___ Data extract ___

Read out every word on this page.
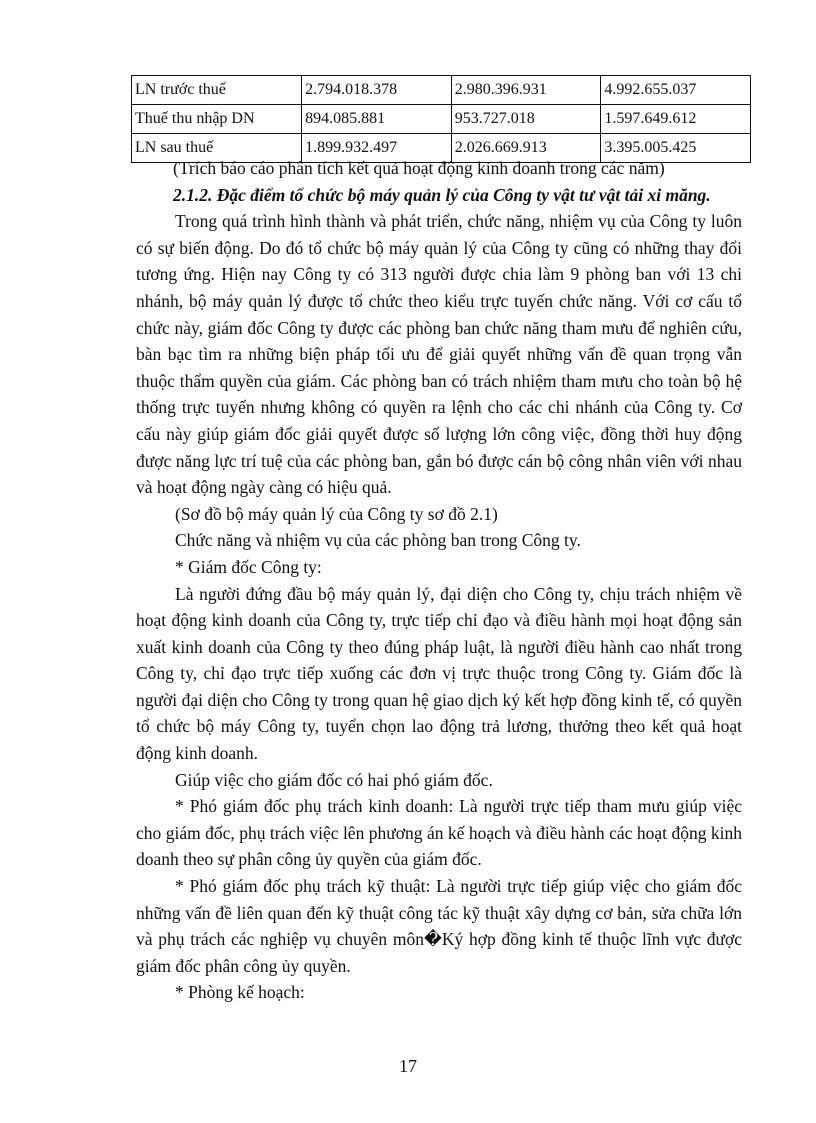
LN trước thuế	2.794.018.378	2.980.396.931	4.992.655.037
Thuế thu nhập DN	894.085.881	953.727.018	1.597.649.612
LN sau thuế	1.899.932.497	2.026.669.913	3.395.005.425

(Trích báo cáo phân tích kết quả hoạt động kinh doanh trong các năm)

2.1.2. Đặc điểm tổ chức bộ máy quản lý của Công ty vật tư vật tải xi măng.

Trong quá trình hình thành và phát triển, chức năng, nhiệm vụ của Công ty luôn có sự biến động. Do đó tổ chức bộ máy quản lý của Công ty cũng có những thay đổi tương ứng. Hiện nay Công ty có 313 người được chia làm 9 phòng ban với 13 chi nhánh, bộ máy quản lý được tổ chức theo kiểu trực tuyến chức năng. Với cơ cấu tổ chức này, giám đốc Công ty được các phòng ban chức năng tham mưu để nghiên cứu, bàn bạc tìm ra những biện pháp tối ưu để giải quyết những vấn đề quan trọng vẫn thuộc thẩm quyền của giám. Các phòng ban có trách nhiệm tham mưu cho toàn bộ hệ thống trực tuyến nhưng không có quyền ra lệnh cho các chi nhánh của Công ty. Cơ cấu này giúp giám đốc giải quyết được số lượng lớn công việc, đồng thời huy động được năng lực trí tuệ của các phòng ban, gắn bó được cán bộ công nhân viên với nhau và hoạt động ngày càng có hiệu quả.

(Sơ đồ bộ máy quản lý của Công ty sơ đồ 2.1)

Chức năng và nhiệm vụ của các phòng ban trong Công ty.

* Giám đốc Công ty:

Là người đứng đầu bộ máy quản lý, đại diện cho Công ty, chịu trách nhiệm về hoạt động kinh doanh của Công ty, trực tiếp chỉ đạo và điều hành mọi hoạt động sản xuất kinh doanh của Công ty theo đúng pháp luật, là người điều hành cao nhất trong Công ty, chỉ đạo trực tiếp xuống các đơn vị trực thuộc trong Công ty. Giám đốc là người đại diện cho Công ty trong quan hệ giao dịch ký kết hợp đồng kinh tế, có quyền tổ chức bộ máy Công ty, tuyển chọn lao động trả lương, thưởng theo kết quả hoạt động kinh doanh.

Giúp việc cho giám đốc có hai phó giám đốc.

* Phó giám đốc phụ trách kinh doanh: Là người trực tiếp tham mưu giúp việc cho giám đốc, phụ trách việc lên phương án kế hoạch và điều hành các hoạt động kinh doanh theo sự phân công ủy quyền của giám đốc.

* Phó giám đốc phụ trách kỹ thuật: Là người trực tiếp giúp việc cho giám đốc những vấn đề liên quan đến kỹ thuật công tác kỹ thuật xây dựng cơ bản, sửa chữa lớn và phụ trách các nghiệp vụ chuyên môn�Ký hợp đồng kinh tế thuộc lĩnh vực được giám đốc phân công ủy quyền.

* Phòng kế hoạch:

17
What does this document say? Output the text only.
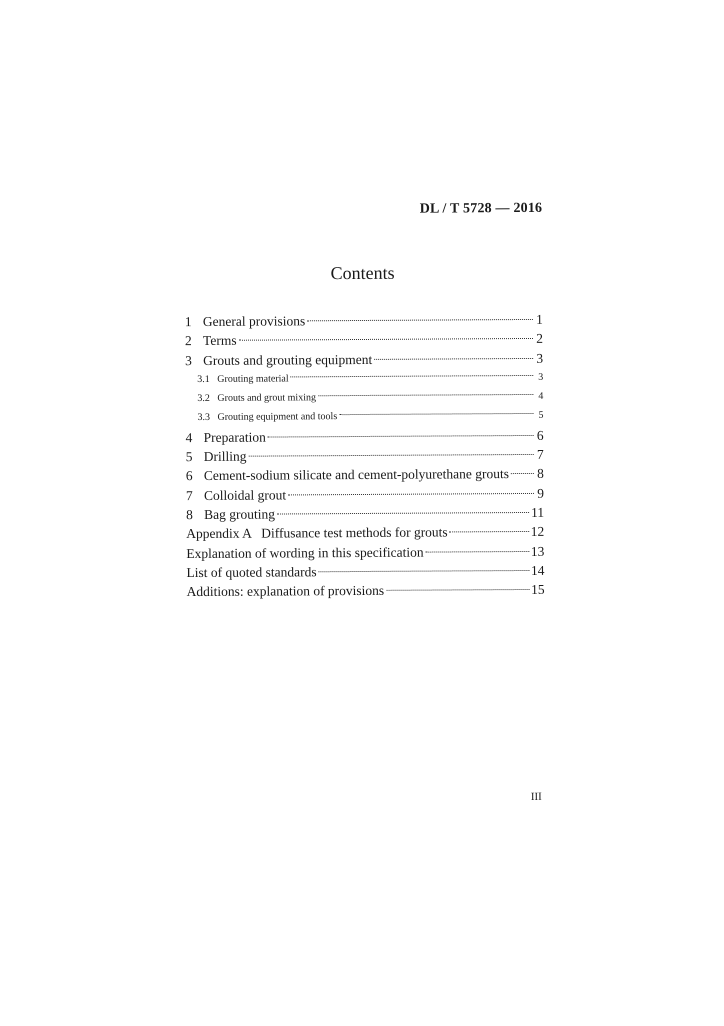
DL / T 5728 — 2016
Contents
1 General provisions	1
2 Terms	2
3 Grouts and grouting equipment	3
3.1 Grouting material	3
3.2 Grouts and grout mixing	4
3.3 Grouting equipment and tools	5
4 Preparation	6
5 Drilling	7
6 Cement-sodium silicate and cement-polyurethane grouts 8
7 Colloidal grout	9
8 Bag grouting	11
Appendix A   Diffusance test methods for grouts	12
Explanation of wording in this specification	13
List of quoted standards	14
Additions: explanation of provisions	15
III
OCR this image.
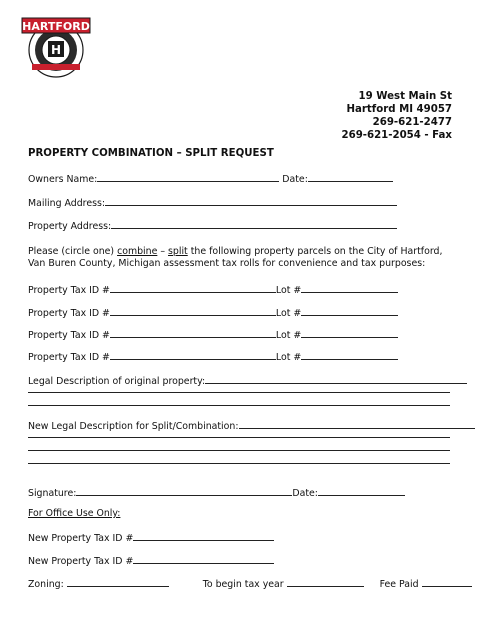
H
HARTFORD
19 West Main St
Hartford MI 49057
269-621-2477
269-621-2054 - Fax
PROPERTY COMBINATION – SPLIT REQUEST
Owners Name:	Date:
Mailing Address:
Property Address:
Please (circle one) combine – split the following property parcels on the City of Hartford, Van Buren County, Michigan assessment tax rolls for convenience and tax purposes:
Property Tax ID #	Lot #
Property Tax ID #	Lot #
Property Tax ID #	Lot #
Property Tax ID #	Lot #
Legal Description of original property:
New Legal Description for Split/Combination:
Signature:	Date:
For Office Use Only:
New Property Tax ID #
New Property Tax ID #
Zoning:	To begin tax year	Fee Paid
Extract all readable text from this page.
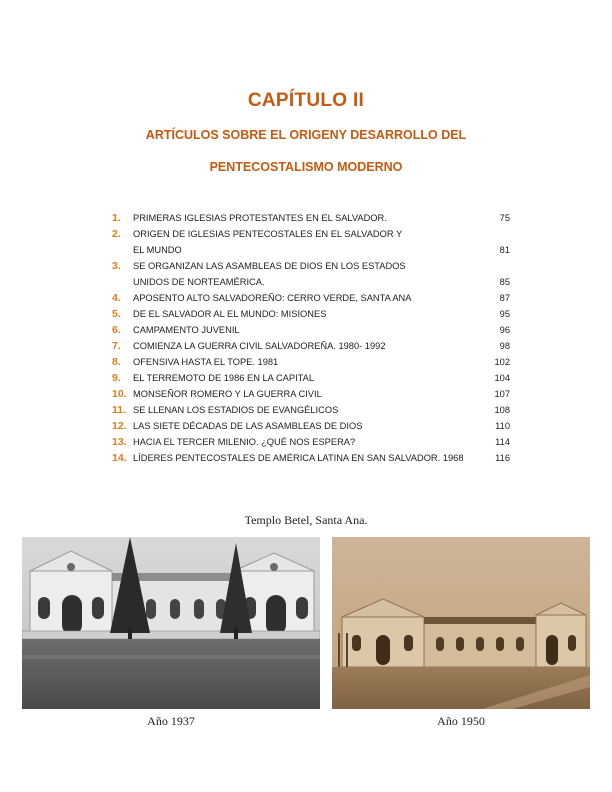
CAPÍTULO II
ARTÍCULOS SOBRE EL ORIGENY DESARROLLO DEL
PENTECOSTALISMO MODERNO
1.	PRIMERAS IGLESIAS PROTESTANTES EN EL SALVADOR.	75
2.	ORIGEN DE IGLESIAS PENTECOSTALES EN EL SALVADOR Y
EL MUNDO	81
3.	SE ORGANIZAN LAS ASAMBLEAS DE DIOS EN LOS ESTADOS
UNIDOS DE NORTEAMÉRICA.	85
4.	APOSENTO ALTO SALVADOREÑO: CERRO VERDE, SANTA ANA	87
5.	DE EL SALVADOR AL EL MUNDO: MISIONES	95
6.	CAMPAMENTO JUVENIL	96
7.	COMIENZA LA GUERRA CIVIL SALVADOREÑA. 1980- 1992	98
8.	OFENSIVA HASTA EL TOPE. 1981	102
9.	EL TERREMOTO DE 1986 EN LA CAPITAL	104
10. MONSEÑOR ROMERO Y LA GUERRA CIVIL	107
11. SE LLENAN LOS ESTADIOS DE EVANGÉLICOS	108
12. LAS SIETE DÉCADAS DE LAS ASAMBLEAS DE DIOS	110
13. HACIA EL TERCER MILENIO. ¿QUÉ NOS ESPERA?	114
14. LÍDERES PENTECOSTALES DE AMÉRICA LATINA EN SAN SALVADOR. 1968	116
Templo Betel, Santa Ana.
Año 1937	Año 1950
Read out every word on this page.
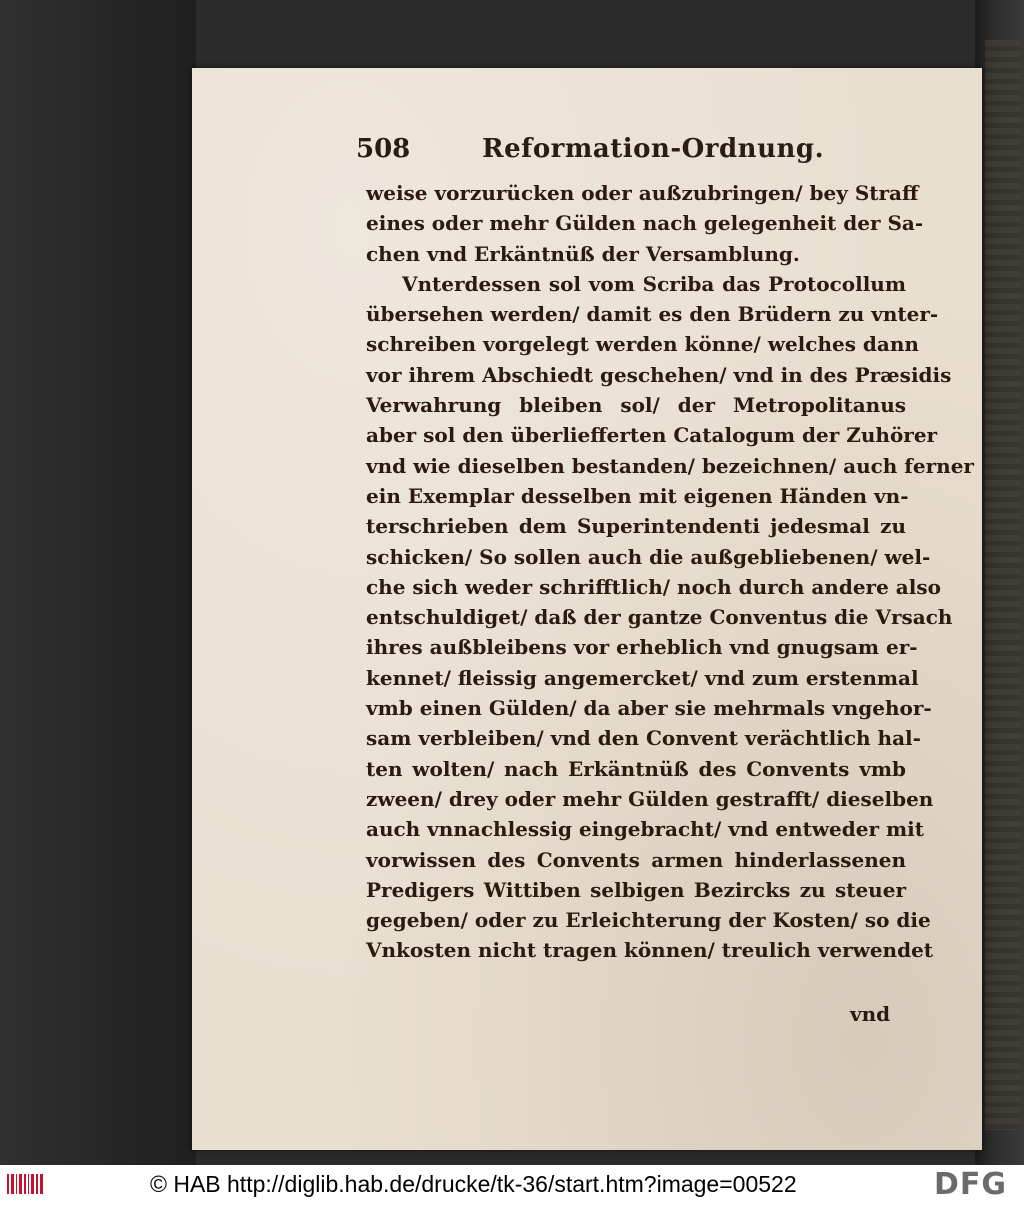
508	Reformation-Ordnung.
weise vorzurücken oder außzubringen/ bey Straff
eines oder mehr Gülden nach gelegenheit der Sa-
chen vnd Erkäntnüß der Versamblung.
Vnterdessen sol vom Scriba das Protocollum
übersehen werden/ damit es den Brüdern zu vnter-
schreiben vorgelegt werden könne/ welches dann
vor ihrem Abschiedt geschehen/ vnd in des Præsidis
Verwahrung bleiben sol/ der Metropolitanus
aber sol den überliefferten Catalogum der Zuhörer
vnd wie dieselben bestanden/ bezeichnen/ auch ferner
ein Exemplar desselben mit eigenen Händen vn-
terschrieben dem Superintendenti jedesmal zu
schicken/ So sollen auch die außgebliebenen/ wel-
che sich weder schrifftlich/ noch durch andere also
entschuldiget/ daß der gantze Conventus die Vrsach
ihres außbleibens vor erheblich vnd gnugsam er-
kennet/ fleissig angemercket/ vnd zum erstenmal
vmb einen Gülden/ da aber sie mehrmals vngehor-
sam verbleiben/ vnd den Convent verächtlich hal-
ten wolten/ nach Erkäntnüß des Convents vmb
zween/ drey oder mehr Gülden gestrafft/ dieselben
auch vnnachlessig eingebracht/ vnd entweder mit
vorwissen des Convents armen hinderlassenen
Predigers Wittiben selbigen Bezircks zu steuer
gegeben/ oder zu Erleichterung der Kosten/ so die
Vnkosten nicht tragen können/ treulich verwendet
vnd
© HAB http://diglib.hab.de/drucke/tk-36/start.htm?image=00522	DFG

___

__Short exercise__
Where a line of the entries contains the word "IGLESIAS", copy that line.

__Completed task__
1.	PRIMERAS IGLESIAS PROTESTANTES EN EL SALVADOR.	75
2.	ORIGEN DE IGLESIAS PENTECOSTALES EN EL SALVADOR Y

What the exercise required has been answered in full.